Given request
Write out all records as given; omit images.

Dataset listings of figures:
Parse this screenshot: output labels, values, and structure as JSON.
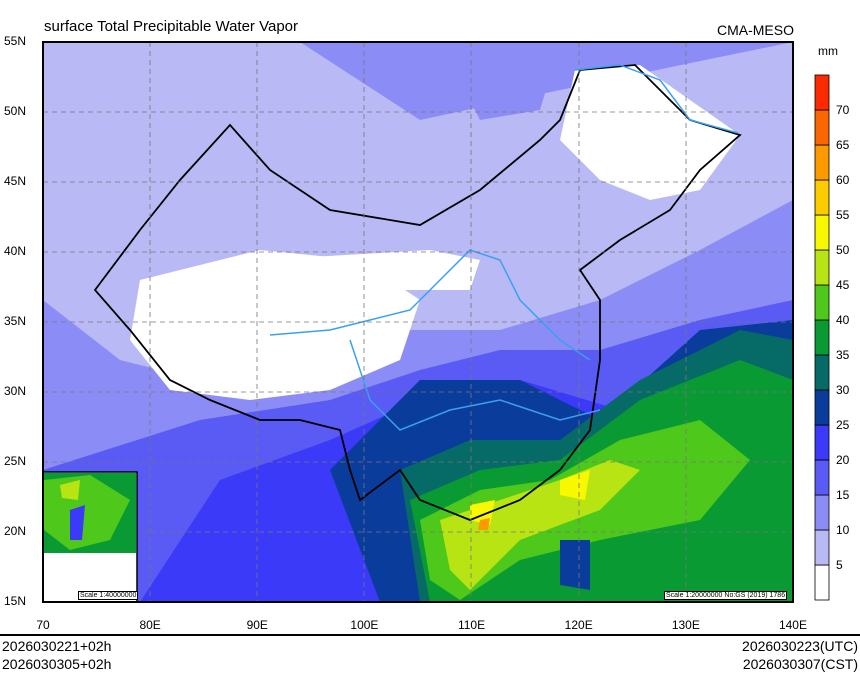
{
  "title": "surface Total Precipitable Water Vapor",
  "model": "CMA-MESO",
  "unit": "mm",
  "lat_labels": [
    "15N",
    "20N",
    "25N",
    "30N",
    "35N",
    "40N",
    "45N",
    "50N",
    "55N"
  ],
  "lon_labels": [
    "70",
    "80E",
    "90E",
    "100E",
    "110E",
    "120E",
    "130E",
    "140E"
  ],
  "colorbar": {
    "levels": [
      "5",
      "10",
      "15",
      "20",
      "25",
      "30",
      "35",
      "40",
      "45",
      "50",
      "55",
      "60",
      "65",
      "70"
    ],
    "colors": [
      "#ffffff",
      "#b9b9f5",
      "#8c8cf7",
      "#5a5af5",
      "#3a3af8",
      "#0a3c9c",
      "#066a66",
      "#0a9a34",
      "#4ec81a",
      "#b8e414",
      "#f8f800",
      "#fccc00",
      "#fc9a00",
      "#fc6600",
      "#fc2a00"
    ]
  },
  "inset_scale": "Scale 1:40000000",
  "main_scale": "Scale 1:20000000 No:GS (2019) 1786",
  "footer": {
    "init_left": "2026030221+02h",
    "valid_left": "2026030305+02h",
    "utc_right": "2026030223(UTC)",
    "cst_right": "2026030307(CST)"
  }
}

Written response
Parse this screenshot: output labels, values, and structure as JSON.
{
  "title": "surface Total Precipitable Water Vapor",
  "model": "CMA-MESO",
  "unit": "mm",
  "lat_labels": [
    "15N",
    "20N",
    "25N",
    "30N",
    "35N",
    "40N",
    "45N",
    "50N",
    "55N"
  ],
  "lon_labels": [
    "70",
    "80E",
    "90E",
    "100E",
    "110E",
    "120E",
    "130E",
    "140E"
  ],
  "colorbar": {
    "levels": [
      "5",
      "10",
      "15",
      "20",
      "25",
      "30",
      "35",
      "40",
      "45",
      "50",
      "55",
      "60",
      "65",
      "70"
    ],
    "colors": [
      "#ffffff",
      "#b9b9f5",
      "#8c8cf7",
      "#5a5af5",
      "#3a3af8",
      "#0a3c9c",
      "#066a66",
      "#0a9a34",
      "#4ec81a",
      "#b8e414",
      "#f8f800",
      "#fccc00",
      "#fc9a00",
      "#fc6600",
      "#fc2a00"
    ]
  },
  "inset_scale": "Scale 1:40000000",
  "main_scale": "Scale 1:20000000 No:GS (2019) 1786",
  "footer": {
    "init_left": "2026030221+02h",
    "valid_left": "2026030305+02h",
    "utc_right": "2026030223(UTC)",
    "cst_right": "2026030307(CST)"
  }
}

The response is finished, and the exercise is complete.